[Extracted data entries]
<<<<
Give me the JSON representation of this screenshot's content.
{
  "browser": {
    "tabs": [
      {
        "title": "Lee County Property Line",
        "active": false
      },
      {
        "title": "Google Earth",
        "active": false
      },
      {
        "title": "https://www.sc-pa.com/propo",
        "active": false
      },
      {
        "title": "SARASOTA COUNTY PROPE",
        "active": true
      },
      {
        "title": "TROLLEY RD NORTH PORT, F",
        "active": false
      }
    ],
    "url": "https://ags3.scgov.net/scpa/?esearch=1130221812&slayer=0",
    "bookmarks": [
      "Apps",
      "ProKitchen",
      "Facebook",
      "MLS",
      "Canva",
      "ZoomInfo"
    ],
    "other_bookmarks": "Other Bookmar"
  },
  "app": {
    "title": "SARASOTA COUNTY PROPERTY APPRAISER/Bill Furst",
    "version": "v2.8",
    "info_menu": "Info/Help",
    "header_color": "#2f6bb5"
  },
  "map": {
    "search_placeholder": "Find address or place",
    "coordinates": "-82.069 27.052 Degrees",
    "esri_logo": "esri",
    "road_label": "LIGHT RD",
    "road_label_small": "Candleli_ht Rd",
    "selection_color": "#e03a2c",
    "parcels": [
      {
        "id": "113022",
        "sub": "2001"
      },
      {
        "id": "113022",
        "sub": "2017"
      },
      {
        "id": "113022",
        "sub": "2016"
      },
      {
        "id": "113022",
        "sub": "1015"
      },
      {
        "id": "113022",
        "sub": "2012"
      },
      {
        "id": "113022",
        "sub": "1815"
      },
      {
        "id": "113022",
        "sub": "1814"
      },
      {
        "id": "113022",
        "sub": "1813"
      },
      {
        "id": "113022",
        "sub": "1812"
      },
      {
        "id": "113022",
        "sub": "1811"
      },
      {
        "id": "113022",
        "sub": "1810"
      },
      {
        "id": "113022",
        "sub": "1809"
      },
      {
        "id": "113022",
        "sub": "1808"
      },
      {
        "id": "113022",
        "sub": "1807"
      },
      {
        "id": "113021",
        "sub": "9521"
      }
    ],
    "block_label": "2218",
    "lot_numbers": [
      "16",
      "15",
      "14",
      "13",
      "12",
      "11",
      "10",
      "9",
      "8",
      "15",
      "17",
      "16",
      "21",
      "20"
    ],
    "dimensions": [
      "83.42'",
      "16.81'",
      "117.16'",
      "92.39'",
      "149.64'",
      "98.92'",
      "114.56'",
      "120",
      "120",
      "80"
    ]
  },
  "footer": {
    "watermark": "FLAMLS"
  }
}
>>>>
<<<<
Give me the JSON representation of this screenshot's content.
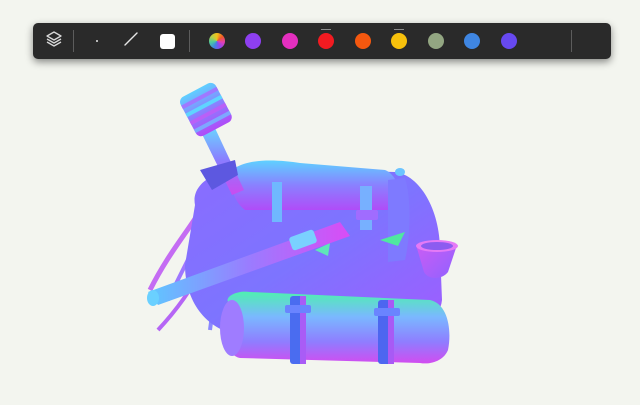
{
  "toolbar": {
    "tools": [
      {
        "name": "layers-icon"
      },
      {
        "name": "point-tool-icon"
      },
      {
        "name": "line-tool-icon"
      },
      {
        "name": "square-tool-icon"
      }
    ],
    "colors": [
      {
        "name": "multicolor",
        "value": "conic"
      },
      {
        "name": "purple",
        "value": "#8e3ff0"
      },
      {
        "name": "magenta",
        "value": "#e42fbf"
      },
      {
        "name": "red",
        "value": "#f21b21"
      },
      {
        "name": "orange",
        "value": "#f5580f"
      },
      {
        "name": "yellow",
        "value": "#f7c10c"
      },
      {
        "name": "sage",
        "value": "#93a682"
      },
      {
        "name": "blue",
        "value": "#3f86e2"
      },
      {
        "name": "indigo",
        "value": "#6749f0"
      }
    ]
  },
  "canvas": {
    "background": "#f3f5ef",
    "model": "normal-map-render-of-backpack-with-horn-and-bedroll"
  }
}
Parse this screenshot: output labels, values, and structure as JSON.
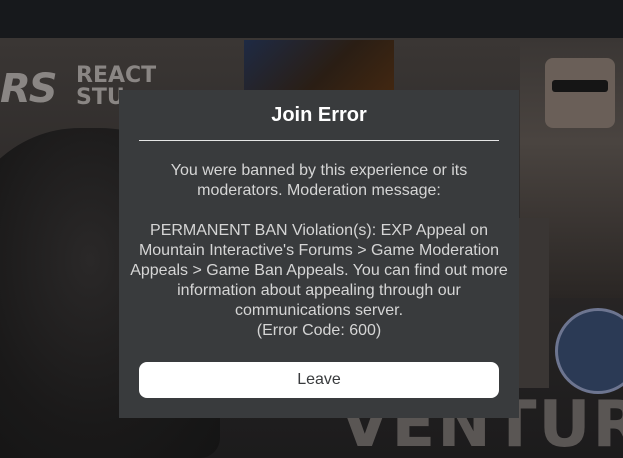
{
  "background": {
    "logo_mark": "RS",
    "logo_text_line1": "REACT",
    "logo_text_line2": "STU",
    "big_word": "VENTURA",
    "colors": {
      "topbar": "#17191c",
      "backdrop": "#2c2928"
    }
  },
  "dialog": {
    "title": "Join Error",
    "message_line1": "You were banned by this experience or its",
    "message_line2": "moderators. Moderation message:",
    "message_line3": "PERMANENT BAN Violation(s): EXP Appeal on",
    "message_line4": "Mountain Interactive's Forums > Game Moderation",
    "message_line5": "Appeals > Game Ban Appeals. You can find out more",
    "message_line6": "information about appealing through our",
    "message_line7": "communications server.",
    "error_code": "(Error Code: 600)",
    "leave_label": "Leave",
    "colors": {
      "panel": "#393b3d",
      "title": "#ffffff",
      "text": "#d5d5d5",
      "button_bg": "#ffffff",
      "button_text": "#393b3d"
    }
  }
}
>>>>
YOUR OBJECTIVE => Work out how many lines of the material above contain the word "Game", then give only that figure.

RESULT => 2